# Work required:
Only the lines from the one with "Give me a plain-text" to the end of the data below should be given again, exactly, with both ends included and pictures omitted.

# Source data:
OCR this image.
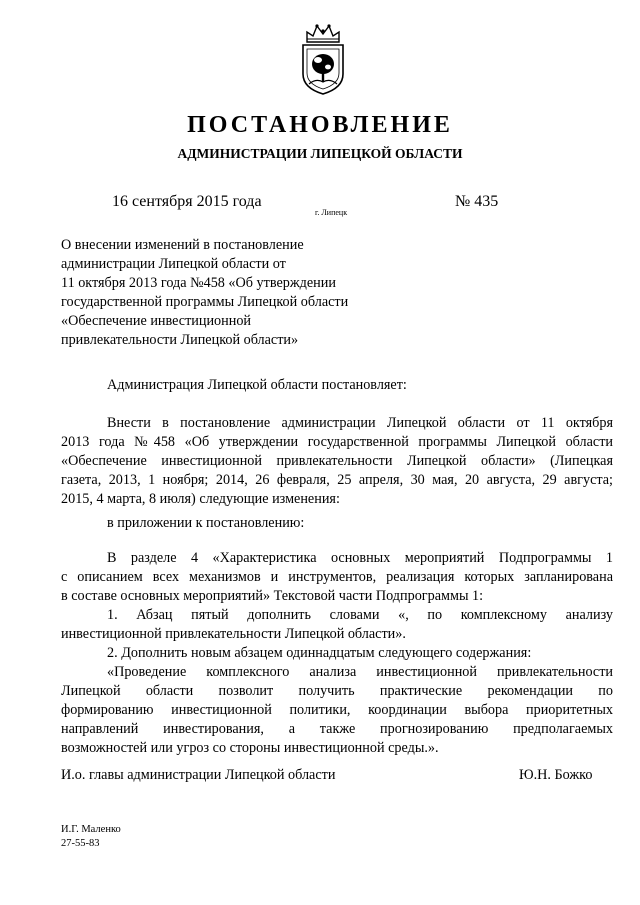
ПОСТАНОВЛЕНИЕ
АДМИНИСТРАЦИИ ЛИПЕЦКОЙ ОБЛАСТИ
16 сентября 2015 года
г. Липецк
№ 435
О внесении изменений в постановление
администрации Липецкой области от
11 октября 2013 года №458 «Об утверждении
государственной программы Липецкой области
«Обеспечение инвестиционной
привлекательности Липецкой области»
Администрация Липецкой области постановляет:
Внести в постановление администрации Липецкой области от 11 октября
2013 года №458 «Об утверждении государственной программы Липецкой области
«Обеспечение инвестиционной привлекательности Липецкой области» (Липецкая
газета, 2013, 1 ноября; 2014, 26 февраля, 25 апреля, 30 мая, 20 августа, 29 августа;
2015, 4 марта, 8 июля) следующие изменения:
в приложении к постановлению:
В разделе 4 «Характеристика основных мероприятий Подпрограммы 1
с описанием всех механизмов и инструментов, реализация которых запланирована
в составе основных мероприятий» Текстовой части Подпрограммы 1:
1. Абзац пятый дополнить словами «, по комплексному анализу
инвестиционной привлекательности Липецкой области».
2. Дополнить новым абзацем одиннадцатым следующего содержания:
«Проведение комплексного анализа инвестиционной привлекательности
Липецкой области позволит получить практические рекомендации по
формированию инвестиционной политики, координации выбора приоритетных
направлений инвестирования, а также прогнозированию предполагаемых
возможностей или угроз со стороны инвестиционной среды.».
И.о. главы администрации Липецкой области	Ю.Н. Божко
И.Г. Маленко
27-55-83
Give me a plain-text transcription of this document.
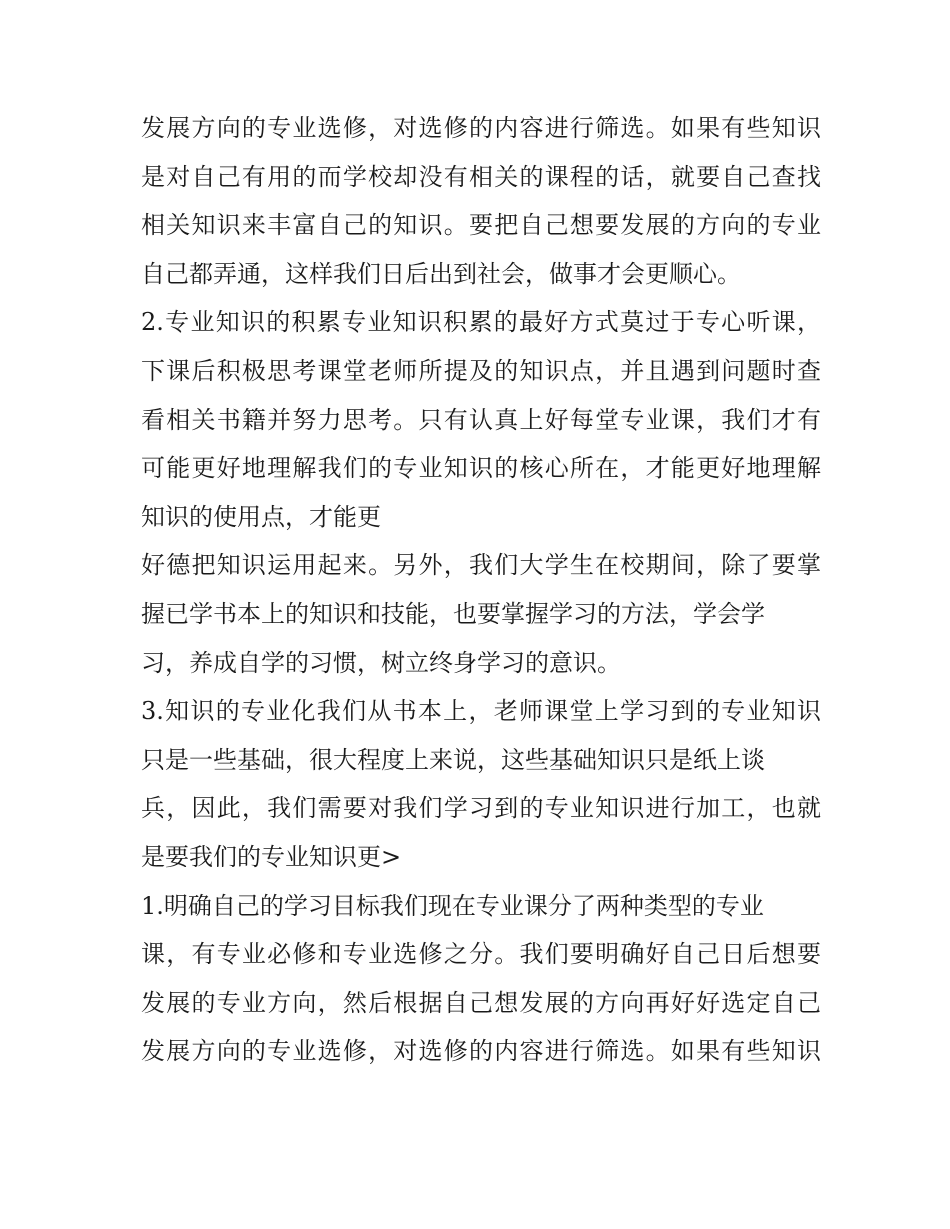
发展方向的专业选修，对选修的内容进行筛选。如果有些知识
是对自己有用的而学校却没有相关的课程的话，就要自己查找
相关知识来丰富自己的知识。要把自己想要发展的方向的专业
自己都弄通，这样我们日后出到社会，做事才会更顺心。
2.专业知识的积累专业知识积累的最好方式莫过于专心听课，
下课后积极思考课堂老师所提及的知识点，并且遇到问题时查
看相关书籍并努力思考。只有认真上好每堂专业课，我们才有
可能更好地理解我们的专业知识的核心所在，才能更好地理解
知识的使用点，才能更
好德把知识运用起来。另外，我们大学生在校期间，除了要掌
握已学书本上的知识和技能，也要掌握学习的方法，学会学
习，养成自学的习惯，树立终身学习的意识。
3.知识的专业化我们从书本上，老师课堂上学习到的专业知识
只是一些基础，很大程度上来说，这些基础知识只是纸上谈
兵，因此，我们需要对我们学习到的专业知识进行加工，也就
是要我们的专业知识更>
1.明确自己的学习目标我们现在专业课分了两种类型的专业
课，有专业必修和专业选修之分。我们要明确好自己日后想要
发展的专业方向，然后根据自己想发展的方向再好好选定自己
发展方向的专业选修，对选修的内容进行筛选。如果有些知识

# Task output:
Give me a plain-text transcription of this document.
发展方向的专业选修，对选修的内容进行筛选。如果有些知识
是对自己有用的而学校却没有相关的课程的话，就要自己查找
相关知识来丰富自己的知识。要把自己想要发展的方向的专业
自己都弄通，这样我们日后出到社会，做事才会更顺心。
2.专业知识的积累专业知识积累的最好方式莫过于专心听课，
下课后积极思考课堂老师所提及的知识点，并且遇到问题时查
看相关书籍并努力思考。只有认真上好每堂专业课，我们才有
可能更好地理解我们的专业知识的核心所在，才能更好地理解
知识的使用点，才能更
好德把知识运用起来。另外，我们大学生在校期间，除了要掌
握已学书本上的知识和技能，也要掌握学习的方法，学会学
习，养成自学的习惯，树立终身学习的意识。
3.知识的专业化我们从书本上，老师课堂上学习到的专业知识
只是一些基础，很大程度上来说，这些基础知识只是纸上谈
兵，因此，我们需要对我们学习到的专业知识进行加工，也就
是要我们的专业知识更>
1.明确自己的学习目标我们现在专业课分了两种类型的专业
课，有专业必修和专业选修之分。我们要明确好自己日后想要
发展的专业方向，然后根据自己想发展的方向再好好选定自己
发展方向的专业选修，对选修的内容进行筛选。如果有些知识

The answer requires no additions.